**What to work on:**
Copy every line of the data that includes the string "Convexity".

— START OF Supplied records —

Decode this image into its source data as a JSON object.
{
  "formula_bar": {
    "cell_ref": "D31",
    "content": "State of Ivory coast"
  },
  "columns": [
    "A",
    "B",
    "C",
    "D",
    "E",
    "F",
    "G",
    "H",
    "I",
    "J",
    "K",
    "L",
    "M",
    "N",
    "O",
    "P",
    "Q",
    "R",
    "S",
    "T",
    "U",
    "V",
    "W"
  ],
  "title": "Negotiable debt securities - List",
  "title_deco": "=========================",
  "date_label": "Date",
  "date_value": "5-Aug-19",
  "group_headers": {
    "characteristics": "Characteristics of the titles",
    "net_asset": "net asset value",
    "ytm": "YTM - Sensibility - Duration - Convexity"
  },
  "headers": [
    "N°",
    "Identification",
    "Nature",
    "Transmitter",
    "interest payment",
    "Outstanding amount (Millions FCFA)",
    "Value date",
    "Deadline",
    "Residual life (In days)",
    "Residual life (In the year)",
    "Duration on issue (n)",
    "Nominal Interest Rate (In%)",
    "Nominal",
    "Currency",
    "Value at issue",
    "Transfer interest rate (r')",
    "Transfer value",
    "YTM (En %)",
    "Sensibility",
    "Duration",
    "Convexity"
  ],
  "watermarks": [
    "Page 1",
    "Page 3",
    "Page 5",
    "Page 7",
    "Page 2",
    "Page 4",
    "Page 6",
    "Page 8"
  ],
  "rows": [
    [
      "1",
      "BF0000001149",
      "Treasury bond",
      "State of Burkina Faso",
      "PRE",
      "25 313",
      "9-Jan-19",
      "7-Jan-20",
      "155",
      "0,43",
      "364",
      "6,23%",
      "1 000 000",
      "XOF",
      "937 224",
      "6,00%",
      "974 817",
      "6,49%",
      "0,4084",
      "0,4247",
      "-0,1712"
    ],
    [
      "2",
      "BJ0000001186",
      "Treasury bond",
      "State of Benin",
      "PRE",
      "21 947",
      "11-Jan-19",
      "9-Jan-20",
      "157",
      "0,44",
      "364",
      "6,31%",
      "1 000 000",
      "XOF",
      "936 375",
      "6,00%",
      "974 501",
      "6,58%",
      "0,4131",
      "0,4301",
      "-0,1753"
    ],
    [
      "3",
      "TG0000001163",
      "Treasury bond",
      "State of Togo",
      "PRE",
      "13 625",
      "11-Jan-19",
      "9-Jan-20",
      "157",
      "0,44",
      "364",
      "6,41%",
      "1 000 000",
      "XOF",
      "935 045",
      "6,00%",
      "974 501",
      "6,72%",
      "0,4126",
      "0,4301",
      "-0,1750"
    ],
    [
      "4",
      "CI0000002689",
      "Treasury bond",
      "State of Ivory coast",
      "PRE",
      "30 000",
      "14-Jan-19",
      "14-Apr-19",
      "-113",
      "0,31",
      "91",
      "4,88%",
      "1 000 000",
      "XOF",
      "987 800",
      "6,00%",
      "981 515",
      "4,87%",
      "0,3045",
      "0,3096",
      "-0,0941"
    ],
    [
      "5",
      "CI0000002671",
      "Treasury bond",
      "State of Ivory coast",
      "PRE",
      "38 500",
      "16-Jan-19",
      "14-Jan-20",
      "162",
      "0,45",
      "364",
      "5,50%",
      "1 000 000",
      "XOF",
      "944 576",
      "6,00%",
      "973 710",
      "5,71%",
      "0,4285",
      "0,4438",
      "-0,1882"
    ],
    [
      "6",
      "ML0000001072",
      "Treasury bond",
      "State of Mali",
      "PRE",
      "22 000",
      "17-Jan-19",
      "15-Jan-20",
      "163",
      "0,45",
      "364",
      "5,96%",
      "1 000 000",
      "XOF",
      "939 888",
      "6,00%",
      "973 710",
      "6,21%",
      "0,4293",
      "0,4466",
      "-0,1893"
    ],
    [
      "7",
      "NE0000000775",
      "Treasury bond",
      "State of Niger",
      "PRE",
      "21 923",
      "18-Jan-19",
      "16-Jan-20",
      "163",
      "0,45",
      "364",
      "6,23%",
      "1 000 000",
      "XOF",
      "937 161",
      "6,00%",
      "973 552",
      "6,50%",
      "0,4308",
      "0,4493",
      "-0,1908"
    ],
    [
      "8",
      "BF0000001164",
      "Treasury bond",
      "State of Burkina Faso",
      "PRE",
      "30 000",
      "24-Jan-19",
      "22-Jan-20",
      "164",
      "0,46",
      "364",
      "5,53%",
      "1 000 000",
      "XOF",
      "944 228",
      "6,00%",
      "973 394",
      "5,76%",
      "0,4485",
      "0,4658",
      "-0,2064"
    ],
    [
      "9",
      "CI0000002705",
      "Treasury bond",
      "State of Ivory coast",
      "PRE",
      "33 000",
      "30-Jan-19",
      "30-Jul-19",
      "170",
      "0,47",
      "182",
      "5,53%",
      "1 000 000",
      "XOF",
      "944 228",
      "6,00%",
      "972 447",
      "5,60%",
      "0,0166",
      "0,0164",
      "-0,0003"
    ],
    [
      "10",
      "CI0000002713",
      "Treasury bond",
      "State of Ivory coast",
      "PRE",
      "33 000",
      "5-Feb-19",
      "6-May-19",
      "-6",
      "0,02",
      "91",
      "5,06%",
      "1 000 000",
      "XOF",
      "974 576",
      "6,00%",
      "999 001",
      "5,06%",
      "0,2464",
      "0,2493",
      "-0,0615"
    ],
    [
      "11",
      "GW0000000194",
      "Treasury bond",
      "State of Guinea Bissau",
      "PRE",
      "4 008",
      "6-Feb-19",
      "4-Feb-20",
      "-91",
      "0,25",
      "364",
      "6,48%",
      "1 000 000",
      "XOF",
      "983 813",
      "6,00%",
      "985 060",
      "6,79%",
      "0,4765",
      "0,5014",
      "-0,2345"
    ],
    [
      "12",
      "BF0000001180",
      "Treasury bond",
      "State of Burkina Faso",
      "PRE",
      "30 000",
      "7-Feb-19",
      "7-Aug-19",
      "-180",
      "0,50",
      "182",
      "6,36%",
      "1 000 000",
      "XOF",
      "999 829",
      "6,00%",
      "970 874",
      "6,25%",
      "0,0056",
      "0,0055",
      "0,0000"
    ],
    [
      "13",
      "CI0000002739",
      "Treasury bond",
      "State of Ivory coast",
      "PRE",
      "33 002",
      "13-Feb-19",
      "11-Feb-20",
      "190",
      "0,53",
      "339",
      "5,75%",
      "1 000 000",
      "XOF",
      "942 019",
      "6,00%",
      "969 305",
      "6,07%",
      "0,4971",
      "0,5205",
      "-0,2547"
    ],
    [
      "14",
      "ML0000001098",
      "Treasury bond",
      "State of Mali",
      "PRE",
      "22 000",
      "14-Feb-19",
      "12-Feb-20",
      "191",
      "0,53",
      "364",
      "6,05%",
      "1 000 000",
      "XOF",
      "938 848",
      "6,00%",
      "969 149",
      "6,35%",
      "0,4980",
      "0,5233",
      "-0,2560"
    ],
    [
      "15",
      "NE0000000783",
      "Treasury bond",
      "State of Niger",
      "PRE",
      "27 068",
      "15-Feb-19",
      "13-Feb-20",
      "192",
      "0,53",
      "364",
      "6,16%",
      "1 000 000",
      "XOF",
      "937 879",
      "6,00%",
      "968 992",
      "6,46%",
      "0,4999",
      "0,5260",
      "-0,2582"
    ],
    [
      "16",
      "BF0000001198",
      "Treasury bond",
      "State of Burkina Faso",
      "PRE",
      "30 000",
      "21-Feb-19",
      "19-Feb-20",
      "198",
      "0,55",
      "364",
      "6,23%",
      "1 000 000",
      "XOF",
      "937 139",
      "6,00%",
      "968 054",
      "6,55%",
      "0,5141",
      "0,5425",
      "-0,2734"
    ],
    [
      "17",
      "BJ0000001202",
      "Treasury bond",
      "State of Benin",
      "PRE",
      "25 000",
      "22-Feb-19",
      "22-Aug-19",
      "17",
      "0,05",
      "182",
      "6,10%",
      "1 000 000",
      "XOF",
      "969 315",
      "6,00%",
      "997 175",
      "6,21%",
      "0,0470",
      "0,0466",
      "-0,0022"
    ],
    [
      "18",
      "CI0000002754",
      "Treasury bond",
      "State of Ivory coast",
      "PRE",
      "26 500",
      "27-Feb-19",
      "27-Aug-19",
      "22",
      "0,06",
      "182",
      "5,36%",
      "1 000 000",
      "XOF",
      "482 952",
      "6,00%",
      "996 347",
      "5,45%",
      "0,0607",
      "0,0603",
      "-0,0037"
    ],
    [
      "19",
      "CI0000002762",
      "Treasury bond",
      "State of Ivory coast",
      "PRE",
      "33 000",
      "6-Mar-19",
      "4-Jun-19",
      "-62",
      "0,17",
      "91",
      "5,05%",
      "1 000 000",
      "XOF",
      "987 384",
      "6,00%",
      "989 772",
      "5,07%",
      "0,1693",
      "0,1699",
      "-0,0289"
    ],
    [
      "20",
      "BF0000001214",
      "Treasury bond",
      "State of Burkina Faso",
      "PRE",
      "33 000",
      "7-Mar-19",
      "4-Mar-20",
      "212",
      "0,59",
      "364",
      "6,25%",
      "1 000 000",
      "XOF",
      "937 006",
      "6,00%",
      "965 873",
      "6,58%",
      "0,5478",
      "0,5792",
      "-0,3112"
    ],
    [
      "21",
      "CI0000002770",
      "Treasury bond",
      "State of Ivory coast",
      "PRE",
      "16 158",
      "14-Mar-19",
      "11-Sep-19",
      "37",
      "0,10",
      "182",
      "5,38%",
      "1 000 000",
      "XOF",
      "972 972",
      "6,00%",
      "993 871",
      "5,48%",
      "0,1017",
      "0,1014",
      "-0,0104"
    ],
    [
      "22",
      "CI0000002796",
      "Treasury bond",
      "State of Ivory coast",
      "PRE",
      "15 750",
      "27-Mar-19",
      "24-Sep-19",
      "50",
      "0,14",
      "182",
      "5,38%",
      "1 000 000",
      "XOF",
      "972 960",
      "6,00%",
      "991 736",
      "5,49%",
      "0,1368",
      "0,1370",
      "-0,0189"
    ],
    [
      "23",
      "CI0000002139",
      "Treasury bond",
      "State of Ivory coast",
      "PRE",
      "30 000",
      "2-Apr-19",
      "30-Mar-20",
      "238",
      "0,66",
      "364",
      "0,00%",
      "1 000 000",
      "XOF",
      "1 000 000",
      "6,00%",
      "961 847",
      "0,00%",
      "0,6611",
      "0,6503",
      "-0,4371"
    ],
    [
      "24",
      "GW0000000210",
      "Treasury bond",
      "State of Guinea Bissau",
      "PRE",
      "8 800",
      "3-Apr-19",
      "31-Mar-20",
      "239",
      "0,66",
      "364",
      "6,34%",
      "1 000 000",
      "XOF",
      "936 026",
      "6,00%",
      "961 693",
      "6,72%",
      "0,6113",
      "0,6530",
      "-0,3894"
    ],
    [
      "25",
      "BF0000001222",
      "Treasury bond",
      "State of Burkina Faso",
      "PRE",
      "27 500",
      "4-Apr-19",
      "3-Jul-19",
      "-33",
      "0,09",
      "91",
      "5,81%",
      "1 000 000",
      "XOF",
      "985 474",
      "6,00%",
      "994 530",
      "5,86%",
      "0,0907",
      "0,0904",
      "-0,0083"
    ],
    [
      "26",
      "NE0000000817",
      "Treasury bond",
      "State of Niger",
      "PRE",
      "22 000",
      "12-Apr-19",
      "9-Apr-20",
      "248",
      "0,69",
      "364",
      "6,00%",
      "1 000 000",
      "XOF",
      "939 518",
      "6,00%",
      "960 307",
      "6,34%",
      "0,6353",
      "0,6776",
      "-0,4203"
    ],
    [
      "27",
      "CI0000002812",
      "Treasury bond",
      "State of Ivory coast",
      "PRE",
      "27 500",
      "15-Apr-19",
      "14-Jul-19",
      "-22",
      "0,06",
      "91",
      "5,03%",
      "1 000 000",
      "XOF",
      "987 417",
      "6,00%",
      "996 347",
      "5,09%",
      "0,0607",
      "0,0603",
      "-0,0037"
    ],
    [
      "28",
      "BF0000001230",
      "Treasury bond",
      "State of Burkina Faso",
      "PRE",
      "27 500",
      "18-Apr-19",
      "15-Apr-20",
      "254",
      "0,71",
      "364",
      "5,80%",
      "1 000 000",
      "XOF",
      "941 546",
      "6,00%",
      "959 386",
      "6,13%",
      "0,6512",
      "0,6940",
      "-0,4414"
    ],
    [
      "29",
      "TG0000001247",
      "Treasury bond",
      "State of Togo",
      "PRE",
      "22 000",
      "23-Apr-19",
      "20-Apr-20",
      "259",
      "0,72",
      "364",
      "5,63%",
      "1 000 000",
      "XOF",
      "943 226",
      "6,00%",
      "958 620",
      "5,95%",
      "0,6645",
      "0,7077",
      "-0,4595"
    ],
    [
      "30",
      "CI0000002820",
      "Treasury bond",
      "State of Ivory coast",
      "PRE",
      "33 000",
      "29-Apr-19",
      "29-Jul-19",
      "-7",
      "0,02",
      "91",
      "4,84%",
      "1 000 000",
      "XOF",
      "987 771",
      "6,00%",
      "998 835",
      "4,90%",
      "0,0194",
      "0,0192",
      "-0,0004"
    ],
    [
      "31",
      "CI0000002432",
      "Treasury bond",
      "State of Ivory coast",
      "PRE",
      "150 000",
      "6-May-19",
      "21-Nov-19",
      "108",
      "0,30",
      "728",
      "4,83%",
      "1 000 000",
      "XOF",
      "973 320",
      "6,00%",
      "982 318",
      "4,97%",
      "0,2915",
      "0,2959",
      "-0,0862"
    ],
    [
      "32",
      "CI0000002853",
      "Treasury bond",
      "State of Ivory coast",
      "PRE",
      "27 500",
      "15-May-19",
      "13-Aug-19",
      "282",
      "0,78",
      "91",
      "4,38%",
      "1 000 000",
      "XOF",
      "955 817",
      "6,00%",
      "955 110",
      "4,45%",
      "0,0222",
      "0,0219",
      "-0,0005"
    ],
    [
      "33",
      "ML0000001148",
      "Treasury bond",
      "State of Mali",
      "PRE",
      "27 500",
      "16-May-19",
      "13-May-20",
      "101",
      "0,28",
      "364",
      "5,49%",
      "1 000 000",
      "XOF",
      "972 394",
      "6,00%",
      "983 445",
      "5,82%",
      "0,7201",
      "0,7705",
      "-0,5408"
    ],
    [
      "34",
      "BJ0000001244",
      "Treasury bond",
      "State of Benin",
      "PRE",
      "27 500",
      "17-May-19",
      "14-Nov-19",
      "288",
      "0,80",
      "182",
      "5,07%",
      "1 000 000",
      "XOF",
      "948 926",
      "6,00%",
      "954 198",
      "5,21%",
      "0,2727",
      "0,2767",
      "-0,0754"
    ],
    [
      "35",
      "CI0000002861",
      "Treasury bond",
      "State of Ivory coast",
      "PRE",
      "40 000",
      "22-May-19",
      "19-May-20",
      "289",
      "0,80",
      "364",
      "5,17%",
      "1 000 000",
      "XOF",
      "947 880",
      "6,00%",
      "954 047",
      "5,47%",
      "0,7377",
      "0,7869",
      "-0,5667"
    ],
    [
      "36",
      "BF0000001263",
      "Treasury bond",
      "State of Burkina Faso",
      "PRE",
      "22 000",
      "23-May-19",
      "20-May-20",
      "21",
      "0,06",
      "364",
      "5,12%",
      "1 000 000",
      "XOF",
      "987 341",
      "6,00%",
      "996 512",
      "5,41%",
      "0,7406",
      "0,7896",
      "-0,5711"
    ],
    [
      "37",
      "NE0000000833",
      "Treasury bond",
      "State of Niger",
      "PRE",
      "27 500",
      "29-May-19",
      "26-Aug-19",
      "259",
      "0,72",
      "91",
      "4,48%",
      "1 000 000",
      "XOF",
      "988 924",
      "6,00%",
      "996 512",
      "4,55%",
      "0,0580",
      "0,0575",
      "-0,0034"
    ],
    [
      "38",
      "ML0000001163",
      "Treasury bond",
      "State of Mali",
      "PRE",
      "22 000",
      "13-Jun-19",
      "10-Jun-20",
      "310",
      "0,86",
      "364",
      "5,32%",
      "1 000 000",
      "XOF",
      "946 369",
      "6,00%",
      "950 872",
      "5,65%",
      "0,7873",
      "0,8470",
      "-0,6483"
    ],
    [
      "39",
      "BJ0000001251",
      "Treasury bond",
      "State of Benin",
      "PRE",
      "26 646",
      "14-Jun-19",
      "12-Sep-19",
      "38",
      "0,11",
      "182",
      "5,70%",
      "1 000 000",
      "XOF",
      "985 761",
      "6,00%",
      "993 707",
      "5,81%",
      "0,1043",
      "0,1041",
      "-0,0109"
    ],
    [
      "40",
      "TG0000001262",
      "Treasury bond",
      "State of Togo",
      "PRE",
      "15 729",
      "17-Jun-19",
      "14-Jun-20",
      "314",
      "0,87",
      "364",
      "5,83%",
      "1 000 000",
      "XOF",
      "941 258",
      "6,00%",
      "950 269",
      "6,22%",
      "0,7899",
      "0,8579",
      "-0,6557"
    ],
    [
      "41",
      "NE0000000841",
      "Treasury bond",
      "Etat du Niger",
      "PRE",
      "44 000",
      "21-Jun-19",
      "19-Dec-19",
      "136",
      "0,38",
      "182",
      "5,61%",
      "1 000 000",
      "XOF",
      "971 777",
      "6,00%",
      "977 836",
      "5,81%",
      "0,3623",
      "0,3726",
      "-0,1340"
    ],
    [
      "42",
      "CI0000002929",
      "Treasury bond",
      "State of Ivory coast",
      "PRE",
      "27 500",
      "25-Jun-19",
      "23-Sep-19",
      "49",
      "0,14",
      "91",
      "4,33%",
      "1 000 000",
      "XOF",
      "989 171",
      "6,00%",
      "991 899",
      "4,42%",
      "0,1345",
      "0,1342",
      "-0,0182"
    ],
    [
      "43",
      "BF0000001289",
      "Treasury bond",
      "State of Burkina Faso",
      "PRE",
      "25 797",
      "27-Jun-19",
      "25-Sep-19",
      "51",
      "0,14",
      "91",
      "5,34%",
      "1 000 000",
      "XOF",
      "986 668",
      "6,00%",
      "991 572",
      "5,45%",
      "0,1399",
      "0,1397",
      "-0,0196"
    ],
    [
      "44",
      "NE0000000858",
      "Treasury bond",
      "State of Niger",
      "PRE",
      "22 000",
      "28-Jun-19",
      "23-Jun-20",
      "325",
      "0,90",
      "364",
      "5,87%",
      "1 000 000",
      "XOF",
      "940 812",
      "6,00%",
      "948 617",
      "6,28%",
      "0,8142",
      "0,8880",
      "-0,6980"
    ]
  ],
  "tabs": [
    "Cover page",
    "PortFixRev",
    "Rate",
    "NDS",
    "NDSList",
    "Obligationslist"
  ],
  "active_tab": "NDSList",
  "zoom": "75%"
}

— END OF Supplied records —

**Reply to the task:**
    "ytm": "YTM - Sensibility - Duration - Convexity"
    "Convexity"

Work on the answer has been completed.